**DATASET CONTENT**
● ● ● ● ● ● ●

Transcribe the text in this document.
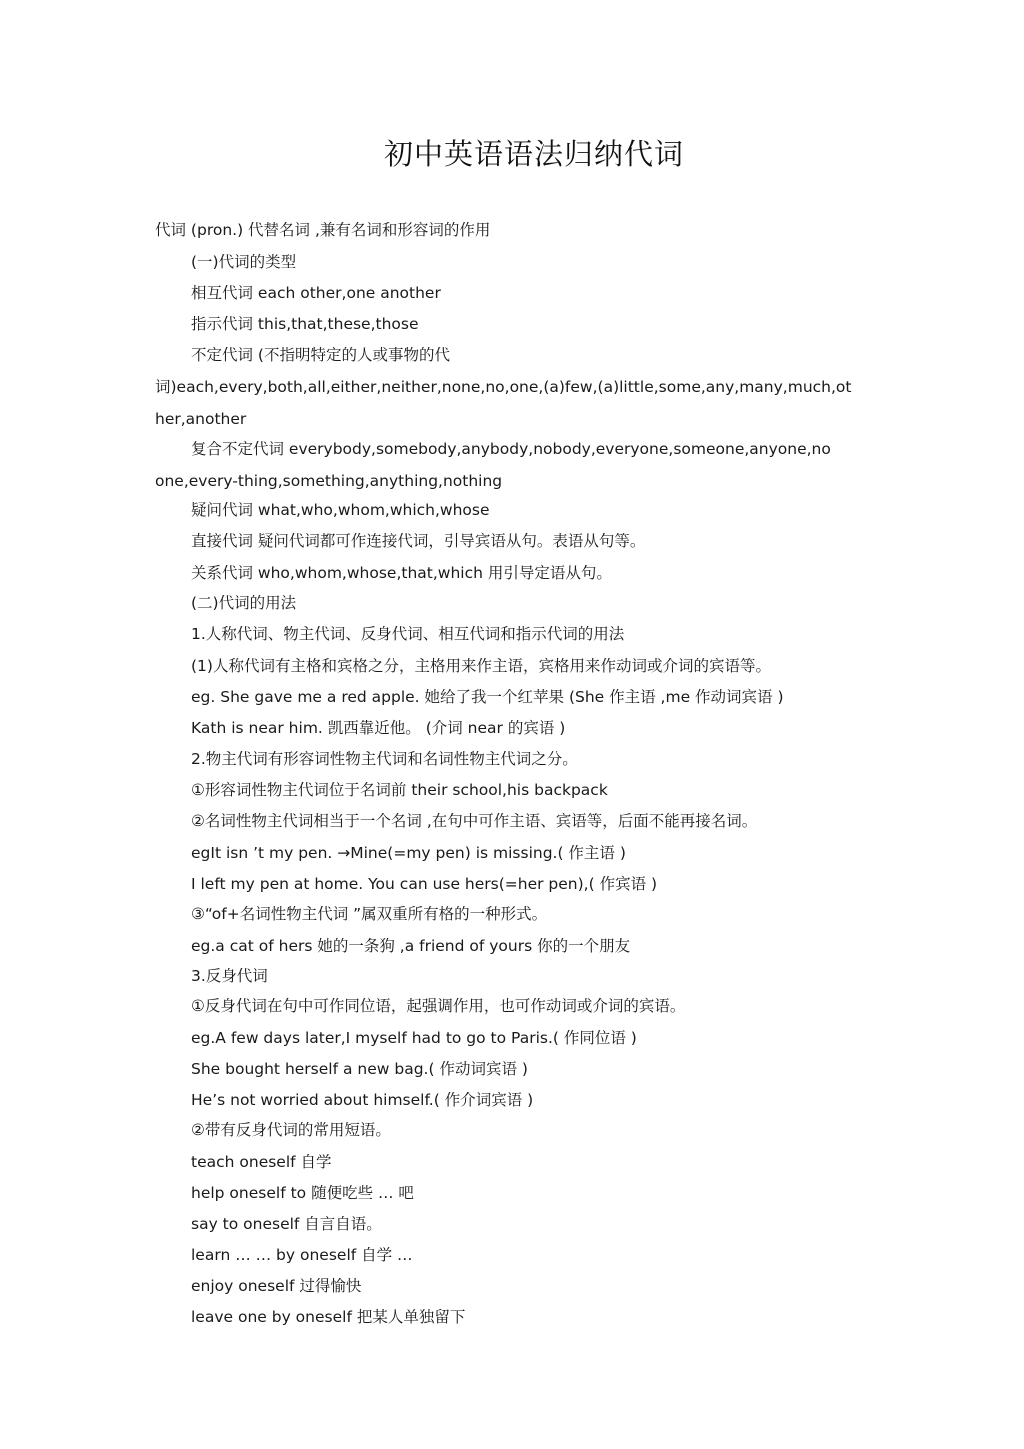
初中英语语法归纳代词
代词 (pron.) 代替名词 ,兼有名词和形容词的作用
(一)代词的类型
相互代词 each other,one another
指示代词 this,that,these,those
不定代词 (不指明特定的人或事物的代
词)each,every,both,all,either,neither,none,no,one,(a)few,(a)little,some,any,many,much,ot
her,another
复合不定代词 everybody,somebody,anybody,nobody,everyone,someone,anyone,no
one,every-thing,something,anything,nothing
疑问代词 what,who,whom,which,whose
直接代词 疑问代词都可作连接代词，引导宾语从句。表语从句等。
关系代词 who,whom,whose,that,which 用引导定语从句。
(二)代词的用法
1.人称代词、物主代词、反身代词、相互代词和指示代词的用法
(1)人称代词有主格和宾格之分，主格用来作主语，宾格用来作动词或介词的宾语等。
eg. She gave me a red apple. 她给了我一个红苹果 (She 作主语 ,me 作动词宾语 )
Kath is near him. 凯西靠近他。 (介词 near 的宾语 )
2.物主代词有形容词性物主代词和名词性物主代词之分。
①形容词性物主代词位于名词前 their school,his backpack
②名词性物主代词相当于一个名词 ,在句中可作主语、宾语等，后面不能再接名词。
egIt isn ’t my pen. →Mine(=my pen) is missing.( 作主语 )
I left my pen at home. You can use hers(=her pen),( 作宾语 )
③“of+名词性物主代词 ”属双重所有格的一种形式。
eg.a cat of hers 她的一条狗 ,a friend of yours 你的一个朋友
3.反身代词
①反身代词在句中可作同位语，起强调作用，也可作动词或介词的宾语。
eg.A few days later,I myself had to go to Paris.( 作同位语 )
She bought herself a new bag.( 作动词宾语 )
He’s not worried about himself.( 作介词宾语 )
②带有反身代词的常用短语。
teach oneself 自学
help oneself to 随便吃些 … 吧
say to oneself 自言自语。
learn … … by oneself 自学 …
enjoy oneself 过得愉快
leave one by oneself 把某人单独留下
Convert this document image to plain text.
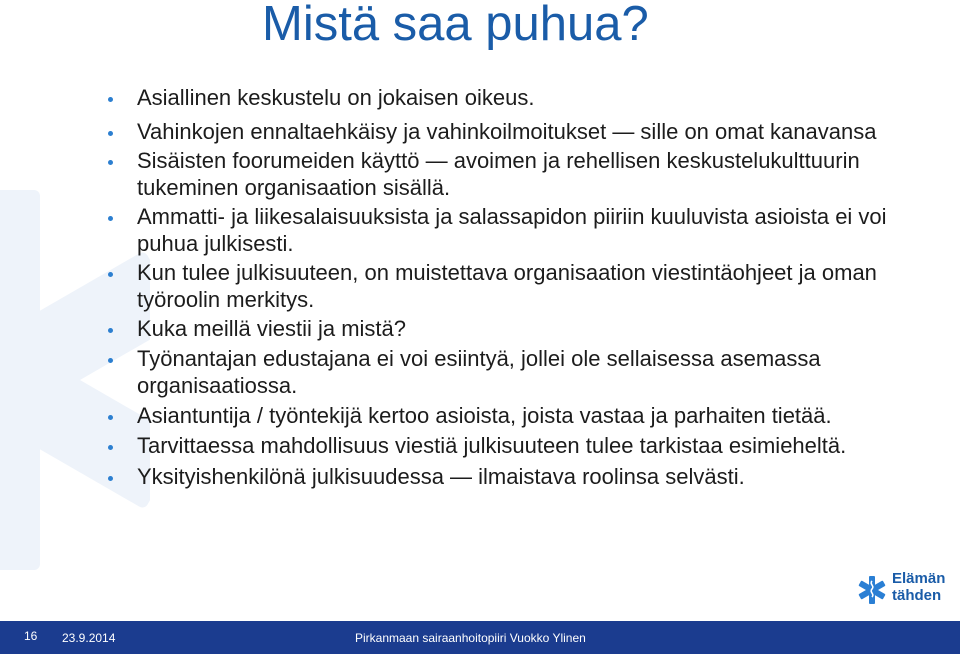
Mistä saa puhua?
Asiallinen keskustelu on jokaisen oikeus.
Vahinkojen ennaltaehkäisy ja vahinkoilmoitukset — sille on omat kanavansa
Sisäisten foorumeiden käyttö — avoimen ja rehellisen keskustelukulttuurin tukeminen organisaation sisällä.
Ammatti- ja liikesalaisuuksista ja salassapidon piiriin kuuluvista asioista ei voi puhua julkisesti.
Kun tulee julkisuuteen, on muistettava organisaation viestintäohjeet ja oman työroolin merkitys.
Kuka meillä viestii ja mistä?
Työnantajan edustajana ei voi esiintyä, jollei ole sellaisessa asemassa organisaatiossa.
Asiantuntija / työntekijä kertoo asioista, joista vastaa ja parhaiten tietää.
Tarvittaessa mahdollisuus viestiä julkisuuteen tulee tarkistaa esimieheltä.
Yksityishenkilönä julkisuudessa — ilmaistava roolinsa selvästi.
Elämän
tähden
16 23.9.2014	Pirkanmaan sairaanhoitopiiri Vuokko Ylinen
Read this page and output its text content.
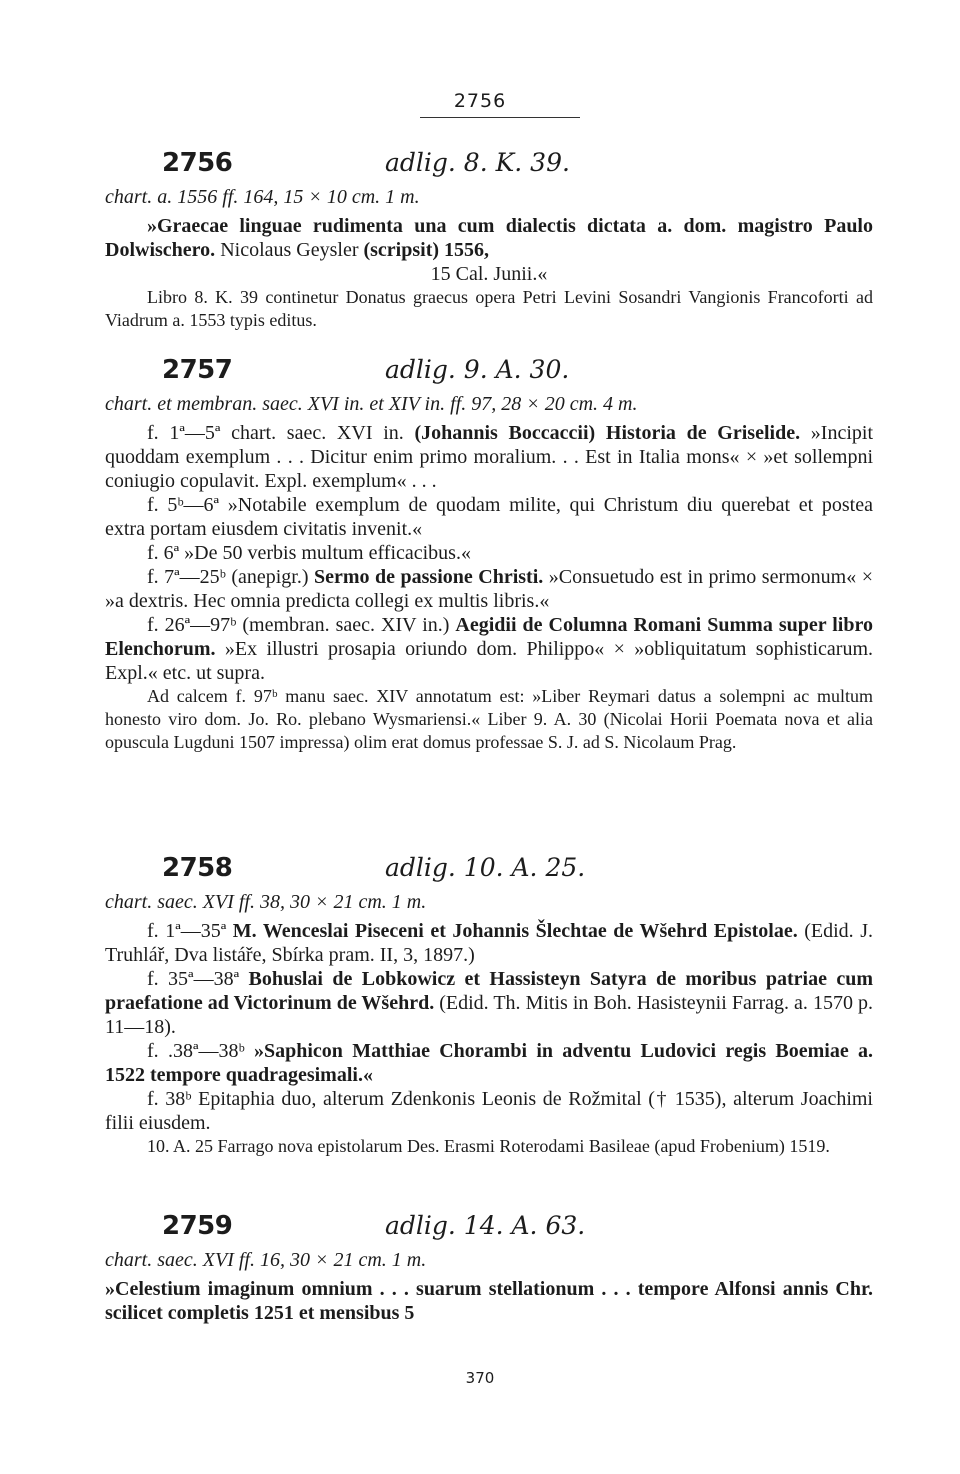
2756
2756	adlig. 8. K. 39.

chart. a. 1556 ff. 164, 15 × 10 cm. 1 m.

»Graecae linguae rudimenta una cum dialectis dictata a. dom. magistro Paulo Dolwischero. Nicolaus Geysler (scripsit) 1556,

15 Cal. Junii.«

Libro 8. K. 39 continetur Donatus graecus opera Petri Levini Sosandri Vangionis Francoforti ad Viadrum a. 1553 typis editus.

2757	adlig. 9. A. 30.

chart. et membran. saec. XVI in. et XIV in. ff. 97, 28 × 20 cm. 4 m.

f. 1ª—5ª chart. saec. XVI in. (Johannis Boccaccii) Historia de Griselide. »Incipit quoddam exemplum . . . Dicitur enim primo moralium. . . Est in Italia mons« × »et sollempni coniugio copulavit. Expl. exemplum« . . .

f. 5ᵇ—6ª »Notabile exemplum de quodam milite, qui Christum diu querebat et postea extra portam eiusdem civitatis invenit.«

f. 6ª »De 50 verbis multum efficacibus.«

f. 7ª—25ᵇ (anepigr.) Sermo de passione Christi. »Consuetudo est in primo sermonum« × »a dextris. Hec omnia predicta collegi ex multis libris.«

f. 26ª—97ᵇ (membran. saec. XIV in.) Aegidii de Columna Romani Summa super libro Elenchorum. »Ex illustri prosapia oriundo dom. Philippo« × »obliquitatum sophisticarum. Expl.« etc. ut supra.

Ad calcem f. 97ᵇ manu saec. XIV annotatum est: »Liber Reymari datus a solempni ac multum honesto viro dom. Jo. Ro. plebano Wysmariensi.« Liber 9. A. 30 (Nicolai Horii Poemata nova et alia opuscula Lugduni 1507 impressa) olim erat domus professae S. J. ad S. Nicolaum Prag.

2758	adlig. 10. A. 25.

chart. saec. XVI ff. 38, 30 × 21 cm. 1 m.

f. 1ª—35ª M. Wenceslai Piseceni et Johannis Šlechtae de Wšehrd Epistolae. (Edid. J. Truhlář, Dva listáře, Sbírka pram. II, 3, 1897.)

f. 35ª—38ª Bohuslai de Lobkowicz et Hassisteyn Satyra de moribus patriae cum praefatione ad Victorinum de Wšehrd. (Edid. Th. Mitis in Boh. Hasisteynii Farrag. a. 1570 p. 11—18).

f. .38ª—38ᵇ »Saphicon Matthiae Chorambi in adventu Ludovici regis Boemiae a. 1522 tempore quadragesimali.«

f. 38ᵇ Epitaphia duo, alterum Zdenkonis Leonis de Rožmital († 1535), alterum Joachimi filii eiusdem.

10. A. 25 Farrago nova epistolarum Des. Erasmi Roterodami Basileae (apud Frobenium) 1519.

2759	adlig. 14. A. 63.

chart. saec. XVI ff. 16, 30 × 21 cm. 1 m.

»Celestium imaginum omnium . . . suarum stellationum . . . tempore Alfonsi annis Chr. scilicet completis 1251 et mensibus 5

370
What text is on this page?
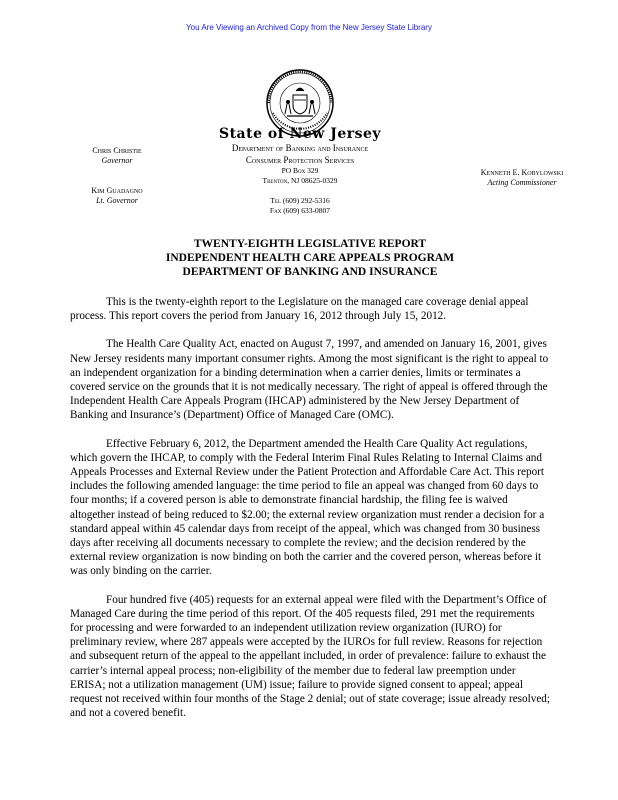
You Are Viewing an Archived Copy from the New Jersey State Library
Chris Christie
Governor
Kim Guadagno
Lt. Governor
State of New Jersey
Department of Banking and Insurance
Consumer Protection Services
PO Box 329
Trenton, NJ 08625-0329
Tel (609) 292-5316
Fax (609) 633-0807
Kenneth E. Kobylowski
Acting Commissioner
TWENTY-EIGHTH LEGISLATIVE REPORT
INDEPENDENT HEALTH CARE APPEALS PROGRAM
DEPARTMENT OF BANKING AND INSURANCE

This is the twenty-eighth report to the Legislature on the managed care coverage denial appeal process. This report covers the period from January 16, 2012 through July 15, 2012.

The Health Care Quality Act, enacted on August 7, 1997, and amended on January 16, 2001, gives New Jersey residents many important consumer rights. Among the most significant is the right to appeal to an independent organization for a binding determination when a carrier denies, limits or terminates a covered service on the grounds that it is not medically necessary. The right of appeal is offered through the Independent Health Care Appeals Program (IHCAP) administered by the New Jersey Department of Banking and Insurance’s (Department) Office of Managed Care (OMC).

Effective February 6, 2012, the Department amended the Health Care Quality Act regulations, which govern the IHCAP, to comply with the Federal Interim Final Rules Relating to Internal Claims and Appeals Processes and External Review under the Patient Protection and Affordable Care Act. This report includes the following amended language: the time period to file an appeal was changed from 60 days to four months; if a covered person is able to demonstrate financial hardship, the filing fee is waived altogether instead of being reduced to $2.00; the external review organization must render a decision for a standard appeal within 45 calendar days from receipt of the appeal, which was changed from 30 business days after receiving all documents necessary to complete the review; and the decision rendered by the external review organization is now binding on both the carrier and the covered person, whereas before it was only binding on the carrier.

Four hundred five (405) requests for an external appeal were filed with the Department’s Office of Managed Care during the time period of this report. Of the 405 requests filed, 291 met the requirements for processing and were forwarded to an independent utilization review organization (IURO) for preliminary review, where 287 appeals were accepted by the IUROs for full review. Reasons for rejection and subsequent return of the appeal to the appellant included, in order of prevalence: failure to exhaust the carrier’s internal appeal process; non-eligibility of the member due to federal law preemption under ERISA; not a utilization management (UM) issue; failure to provide signed consent to appeal; appeal request not received within four months of the Stage 2 denial; out of state coverage; issue already resolved; and not a covered benefit.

● ● ● ● ● ● ●

**WHAT YOU HAVE TO DO**
Wherever the string "membran" appears in the entries above, list that line.

**EXPECTED ANSWER**
chart. et membran. saec. XVI in. et XIV in. ff. 97, 28 × 20 cm. 4 m.
f. 26ª—97ᵇ (membran. saec. XIV in.) Aegidii de Columna Romani Summa super libro Elenchorum. »Ex illustri prosapia oriundo dom. Philippo« × »obliquitatum sophisticarum. Expl.« etc. ut supra.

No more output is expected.